**Records**.
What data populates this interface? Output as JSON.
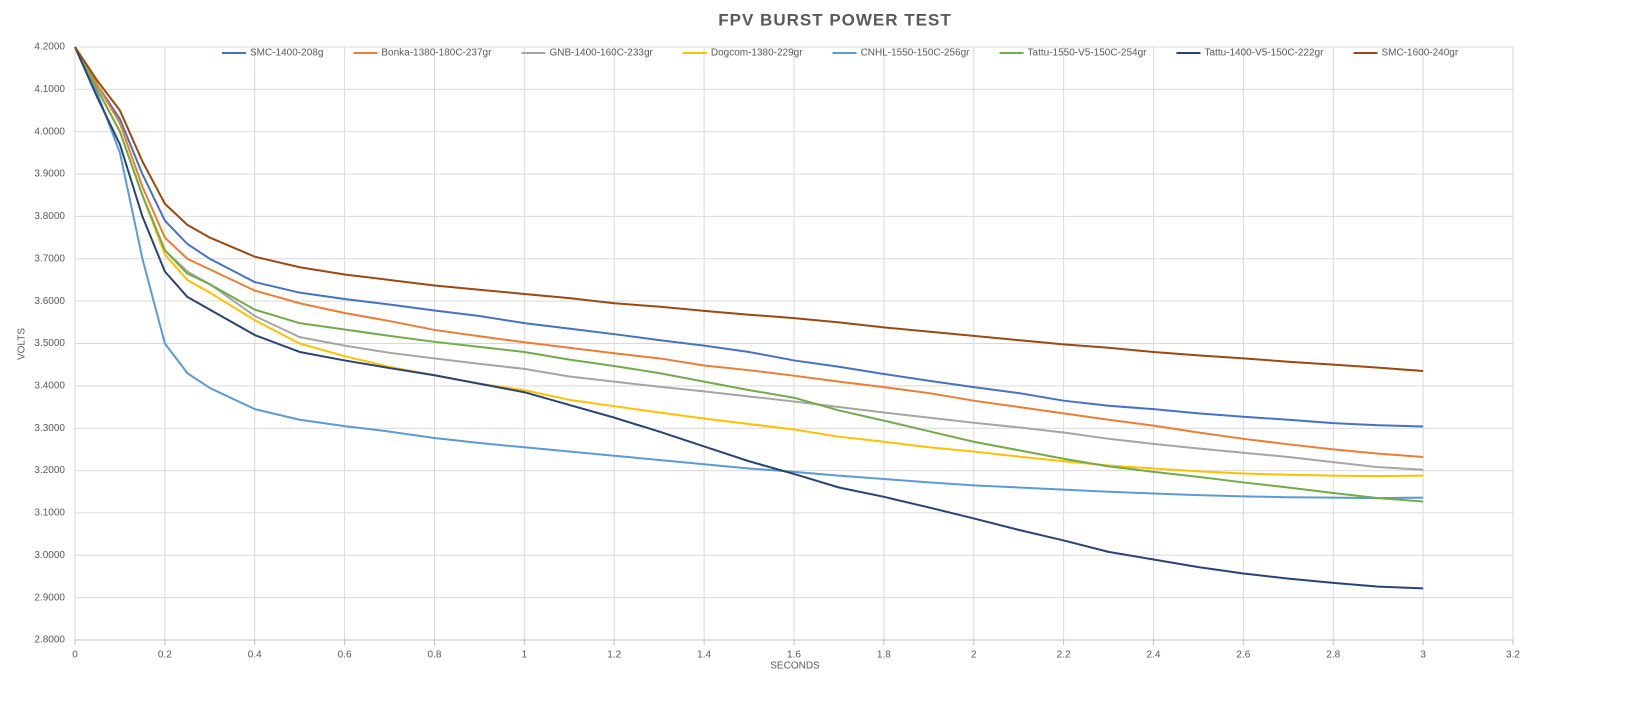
{
  "chart_data": {
    "type": "line",
    "title": "FPV BURST POWER TEST",
    "x_label": "SECONDS",
    "y_label": "VOLTS",
    "grid": true,
    "legend": "top",
    "xlim": [
      0,
      3.2
    ],
    "ylim": [
      2.8,
      4.2
    ],
    "xticks": [
      0,
      0.2,
      0.4,
      0.6,
      0.8,
      1,
      1.2,
      1.4,
      1.6,
      1.8,
      2,
      2.2,
      2.4,
      2.6,
      2.8,
      3,
      3.2
    ],
    "yticks": [
      {
        "value": 2.8,
        "label": "2.8000"
      },
      {
        "value": 2.9,
        "label": "2.9000"
      },
      {
        "value": 3.0,
        "label": "3.0000"
      },
      {
        "value": 3.1,
        "label": "3.1000"
      },
      {
        "value": 3.2,
        "label": "3.2000"
      },
      {
        "value": 3.3,
        "label": "3.3000"
      },
      {
        "value": 3.4,
        "label": "3.4000"
      },
      {
        "value": 3.5,
        "label": "3.5000"
      },
      {
        "value": 3.6,
        "label": "3.6000"
      },
      {
        "value": 3.7,
        "label": "3.7000"
      },
      {
        "value": 3.8,
        "label": "3.8000"
      },
      {
        "value": 3.9,
        "label": "3.9000"
      },
      {
        "value": 4.0,
        "label": "4.0000"
      },
      {
        "value": 4.1,
        "label": "4.1000"
      },
      {
        "value": 4.2,
        "label": "4.2000"
      }
    ],
    "x": [
      0,
      0.05,
      0.1,
      0.15,
      0.2,
      0.25,
      0.3,
      0.4,
      0.5,
      0.6,
      0.7,
      0.8,
      0.9,
      1.0,
      1.1,
      1.2,
      1.3,
      1.4,
      1.5,
      1.6,
      1.7,
      1.8,
      1.9,
      2.0,
      2.1,
      2.2,
      2.3,
      2.4,
      2.5,
      2.6,
      2.7,
      2.8,
      2.9,
      3.0
    ],
    "series": [
      {
        "name": "SMC-1400-208g",
        "color": "#4472c4",
        "values": [
          4.2,
          4.11,
          4.03,
          3.9,
          3.79,
          3.735,
          3.7,
          3.645,
          3.62,
          3.605,
          3.592,
          3.578,
          3.565,
          3.548,
          3.535,
          3.522,
          3.508,
          3.495,
          3.48,
          3.46,
          3.445,
          3.428,
          3.412,
          3.397,
          3.383,
          3.365,
          3.353,
          3.345,
          3.335,
          3.327,
          3.32,
          3.312,
          3.307,
          3.304
        ]
      },
      {
        "name": "Bonka-1380-180C-237gr",
        "color": "#ed7d31",
        "values": [
          4.2,
          4.11,
          4.02,
          3.87,
          3.75,
          3.7,
          3.675,
          3.625,
          3.595,
          3.572,
          3.553,
          3.532,
          3.517,
          3.503,
          3.49,
          3.477,
          3.465,
          3.448,
          3.437,
          3.424,
          3.41,
          3.397,
          3.383,
          3.365,
          3.35,
          3.335,
          3.32,
          3.306,
          3.29,
          3.275,
          3.262,
          3.25,
          3.24,
          3.232
        ]
      },
      {
        "name": "GNB-1400-160C-233gr",
        "color": "#a5a5a5",
        "values": [
          4.2,
          4.1,
          4.0,
          3.85,
          3.72,
          3.67,
          3.64,
          3.565,
          3.515,
          3.495,
          3.478,
          3.465,
          3.452,
          3.44,
          3.422,
          3.41,
          3.398,
          3.387,
          3.375,
          3.363,
          3.35,
          3.337,
          3.325,
          3.313,
          3.302,
          3.29,
          3.275,
          3.263,
          3.252,
          3.242,
          3.232,
          3.22,
          3.208,
          3.202
        ]
      },
      {
        "name": "Dogcom-1380-229gr",
        "color": "#ffc000",
        "values": [
          4.2,
          4.1,
          4.0,
          3.85,
          3.71,
          3.65,
          3.62,
          3.555,
          3.5,
          3.47,
          3.445,
          3.425,
          3.405,
          3.39,
          3.367,
          3.352,
          3.337,
          3.323,
          3.31,
          3.297,
          3.28,
          3.268,
          3.255,
          3.245,
          3.233,
          3.222,
          3.212,
          3.205,
          3.198,
          3.193,
          3.19,
          3.188,
          3.187,
          3.188
        ]
      },
      {
        "name": "CNHL-1550-150C-256gr",
        "color": "#5b9bd5",
        "values": [
          4.2,
          4.09,
          3.95,
          3.7,
          3.5,
          3.43,
          3.395,
          3.345,
          3.32,
          3.305,
          3.292,
          3.277,
          3.265,
          3.255,
          3.245,
          3.235,
          3.225,
          3.215,
          3.205,
          3.197,
          3.188,
          3.18,
          3.172,
          3.165,
          3.16,
          3.155,
          3.15,
          3.146,
          3.142,
          3.139,
          3.137,
          3.136,
          3.135,
          3.136
        ]
      },
      {
        "name": "Tattu-1550-V5-150C-254gr",
        "color": "#70ad47",
        "values": [
          4.2,
          4.1,
          4.0,
          3.85,
          3.72,
          3.665,
          3.64,
          3.58,
          3.548,
          3.533,
          3.518,
          3.504,
          3.492,
          3.48,
          3.462,
          3.447,
          3.43,
          3.41,
          3.39,
          3.372,
          3.342,
          3.318,
          3.293,
          3.268,
          3.248,
          3.228,
          3.21,
          3.197,
          3.185,
          3.172,
          3.16,
          3.147,
          3.135,
          3.127
        ]
      },
      {
        "name": "Tattu-1400-V5-150C-222gr",
        "color": "#264478",
        "values": [
          4.2,
          4.08,
          3.97,
          3.8,
          3.67,
          3.61,
          3.58,
          3.52,
          3.48,
          3.46,
          3.442,
          3.425,
          3.405,
          3.385,
          3.355,
          3.325,
          3.292,
          3.257,
          3.222,
          3.192,
          3.16,
          3.138,
          3.113,
          3.087,
          3.06,
          3.035,
          3.008,
          2.99,
          2.972,
          2.957,
          2.945,
          2.935,
          2.926,
          2.922
        ]
      },
      {
        "name": "SMC-1600-240gr",
        "color": "#9e480e",
        "values": [
          4.2,
          4.12,
          4.05,
          3.93,
          3.83,
          3.78,
          3.75,
          3.705,
          3.68,
          3.663,
          3.65,
          3.637,
          3.627,
          3.617,
          3.607,
          3.595,
          3.587,
          3.577,
          3.568,
          3.56,
          3.55,
          3.538,
          3.528,
          3.518,
          3.508,
          3.498,
          3.49,
          3.48,
          3.472,
          3.465,
          3.457,
          3.45,
          3.443,
          3.435
        ]
      }
    ]
  }
}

**Stated goal**.
Reproduce the whole listing above word for word, but not its pictures.

**Output for this exercise**.
What data populates this interface? Output as JSON.
{
  "chart_data": {
    "type": "line",
    "title": "FPV BURST POWER TEST",
    "x_label": "SECONDS",
    "y_label": "VOLTS",
    "grid": true,
    "legend": "top",
    "xlim": [
      0,
      3.2
    ],
    "ylim": [
      2.8,
      4.2
    ],
    "xticks": [
      0,
      0.2,
      0.4,
      0.6,
      0.8,
      1,
      1.2,
      1.4,
      1.6,
      1.8,
      2,
      2.2,
      2.4,
      2.6,
      2.8,
      3,
      3.2
    ],
    "yticks": [
      {
        "value": 2.8,
        "label": "2.8000"
      },
      {
        "value": 2.9,
        "label": "2.9000"
      },
      {
        "value": 3.0,
        "label": "3.0000"
      },
      {
        "value": 3.1,
        "label": "3.1000"
      },
      {
        "value": 3.2,
        "label": "3.2000"
      },
      {
        "value": 3.3,
        "label": "3.3000"
      },
      {
        "value": 3.4,
        "label": "3.4000"
      },
      {
        "value": 3.5,
        "label": "3.5000"
      },
      {
        "value": 3.6,
        "label": "3.6000"
      },
      {
        "value": 3.7,
        "label": "3.7000"
      },
      {
        "value": 3.8,
        "label": "3.8000"
      },
      {
        "value": 3.9,
        "label": "3.9000"
      },
      {
        "value": 4.0,
        "label": "4.0000"
      },
      {
        "value": 4.1,
        "label": "4.1000"
      },
      {
        "value": 4.2,
        "label": "4.2000"
      }
    ],
    "x": [
      0,
      0.05,
      0.1,
      0.15,
      0.2,
      0.25,
      0.3,
      0.4,
      0.5,
      0.6,
      0.7,
      0.8,
      0.9,
      1.0,
      1.1,
      1.2,
      1.3,
      1.4,
      1.5,
      1.6,
      1.7,
      1.8,
      1.9,
      2.0,
      2.1,
      2.2,
      2.3,
      2.4,
      2.5,
      2.6,
      2.7,
      2.8,
      2.9,
      3.0
    ],
    "series": [
      {
        "name": "SMC-1400-208g",
        "color": "#4472c4",
        "values": [
          4.2,
          4.11,
          4.03,
          3.9,
          3.79,
          3.735,
          3.7,
          3.645,
          3.62,
          3.605,
          3.592,
          3.578,
          3.565,
          3.548,
          3.535,
          3.522,
          3.508,
          3.495,
          3.48,
          3.46,
          3.445,
          3.428,
          3.412,
          3.397,
          3.383,
          3.365,
          3.353,
          3.345,
          3.335,
          3.327,
          3.32,
          3.312,
          3.307,
          3.304
        ]
      },
      {
        "name": "Bonka-1380-180C-237gr",
        "color": "#ed7d31",
        "values": [
          4.2,
          4.11,
          4.02,
          3.87,
          3.75,
          3.7,
          3.675,
          3.625,
          3.595,
          3.572,
          3.553,
          3.532,
          3.517,
          3.503,
          3.49,
          3.477,
          3.465,
          3.448,
          3.437,
          3.424,
          3.41,
          3.397,
          3.383,
          3.365,
          3.35,
          3.335,
          3.32,
          3.306,
          3.29,
          3.275,
          3.262,
          3.25,
          3.24,
          3.232
        ]
      },
      {
        "name": "GNB-1400-160C-233gr",
        "color": "#a5a5a5",
        "values": [
          4.2,
          4.1,
          4.0,
          3.85,
          3.72,
          3.67,
          3.64,
          3.565,
          3.515,
          3.495,
          3.478,
          3.465,
          3.452,
          3.44,
          3.422,
          3.41,
          3.398,
          3.387,
          3.375,
          3.363,
          3.35,
          3.337,
          3.325,
          3.313,
          3.302,
          3.29,
          3.275,
          3.263,
          3.252,
          3.242,
          3.232,
          3.22,
          3.208,
          3.202
        ]
      },
      {
        "name": "Dogcom-1380-229gr",
        "color": "#ffc000",
        "values": [
          4.2,
          4.1,
          4.0,
          3.85,
          3.71,
          3.65,
          3.62,
          3.555,
          3.5,
          3.47,
          3.445,
          3.425,
          3.405,
          3.39,
          3.367,
          3.352,
          3.337,
          3.323,
          3.31,
          3.297,
          3.28,
          3.268,
          3.255,
          3.245,
          3.233,
          3.222,
          3.212,
          3.205,
          3.198,
          3.193,
          3.19,
          3.188,
          3.187,
          3.188
        ]
      },
      {
        "name": "CNHL-1550-150C-256gr",
        "color": "#5b9bd5",
        "values": [
          4.2,
          4.09,
          3.95,
          3.7,
          3.5,
          3.43,
          3.395,
          3.345,
          3.32,
          3.305,
          3.292,
          3.277,
          3.265,
          3.255,
          3.245,
          3.235,
          3.225,
          3.215,
          3.205,
          3.197,
          3.188,
          3.18,
          3.172,
          3.165,
          3.16,
          3.155,
          3.15,
          3.146,
          3.142,
          3.139,
          3.137,
          3.136,
          3.135,
          3.136
        ]
      },
      {
        "name": "Tattu-1550-V5-150C-254gr",
        "color": "#70ad47",
        "values": [
          4.2,
          4.1,
          4.0,
          3.85,
          3.72,
          3.665,
          3.64,
          3.58,
          3.548,
          3.533,
          3.518,
          3.504,
          3.492,
          3.48,
          3.462,
          3.447,
          3.43,
          3.41,
          3.39,
          3.372,
          3.342,
          3.318,
          3.293,
          3.268,
          3.248,
          3.228,
          3.21,
          3.197,
          3.185,
          3.172,
          3.16,
          3.147,
          3.135,
          3.127
        ]
      },
      {
        "name": "Tattu-1400-V5-150C-222gr",
        "color": "#264478",
        "values": [
          4.2,
          4.08,
          3.97,
          3.8,
          3.67,
          3.61,
          3.58,
          3.52,
          3.48,
          3.46,
          3.442,
          3.425,
          3.405,
          3.385,
          3.355,
          3.325,
          3.292,
          3.257,
          3.222,
          3.192,
          3.16,
          3.138,
          3.113,
          3.087,
          3.06,
          3.035,
          3.008,
          2.99,
          2.972,
          2.957,
          2.945,
          2.935,
          2.926,
          2.922
        ]
      },
      {
        "name": "SMC-1600-240gr",
        "color": "#9e480e",
        "values": [
          4.2,
          4.12,
          4.05,
          3.93,
          3.83,
          3.78,
          3.75,
          3.705,
          3.68,
          3.663,
          3.65,
          3.637,
          3.627,
          3.617,
          3.607,
          3.595,
          3.587,
          3.577,
          3.568,
          3.56,
          3.55,
          3.538,
          3.528,
          3.518,
          3.508,
          3.498,
          3.49,
          3.48,
          3.472,
          3.465,
          3.457,
          3.45,
          3.443,
          3.435
        ]
      }
    ]
  }
}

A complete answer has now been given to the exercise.